* [Written instruction] Extract all of the entries and set them down verbatim.
-- Begin Given records --
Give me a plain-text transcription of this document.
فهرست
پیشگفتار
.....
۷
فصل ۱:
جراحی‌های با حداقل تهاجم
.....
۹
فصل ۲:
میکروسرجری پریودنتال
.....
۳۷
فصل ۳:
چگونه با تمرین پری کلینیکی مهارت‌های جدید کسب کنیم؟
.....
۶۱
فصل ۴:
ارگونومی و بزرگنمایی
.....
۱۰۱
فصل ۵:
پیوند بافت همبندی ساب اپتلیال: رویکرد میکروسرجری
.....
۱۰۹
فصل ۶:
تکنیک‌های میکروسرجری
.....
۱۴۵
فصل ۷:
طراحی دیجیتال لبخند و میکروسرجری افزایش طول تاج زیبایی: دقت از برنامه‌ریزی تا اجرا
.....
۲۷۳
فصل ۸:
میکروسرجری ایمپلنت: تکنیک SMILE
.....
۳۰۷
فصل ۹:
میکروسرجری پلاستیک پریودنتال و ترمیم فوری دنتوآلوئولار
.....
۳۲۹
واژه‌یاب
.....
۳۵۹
-- End Given records --
* [Answer for the task]
Give me a plain-text transcription of this document.
فهرست
پیشگفتار
.....
۷
فصل ۱:
جراحی‌های با حداقل تهاجم
.....
۹
فصل ۲:
میکروسرجری پریودنتال
.....
۳۷
فصل ۳:
چگونه با تمرین پری کلینیکی مهارت‌های جدید کسب کنیم؟
.....
۶۱
فصل ۴:
ارگونومی و بزرگنمایی
.....
۱۰۱
فصل ۵:
پیوند بافت همبندی ساب اپتلیال: رویکرد میکروسرجری
.....
۱۰۹
فصل ۶:
تکنیک‌های میکروسرجری
.....
۱۴۵
فصل ۷:
طراحی دیجیتال لبخند و میکروسرجری افزایش طول تاج زیبایی: دقت از برنامه‌ریزی تا اجرا
.....
۲۷۳
فصل ۸:
میکروسرجری ایمپلنت: تکنیک SMILE
.....
۳۰۷
فصل ۹:
میکروسرجری پلاستیک پریودنتال و ترمیم فوری دنتوآلوئولار
.....
۳۲۹
واژه‌یاب
.....
۳۵۹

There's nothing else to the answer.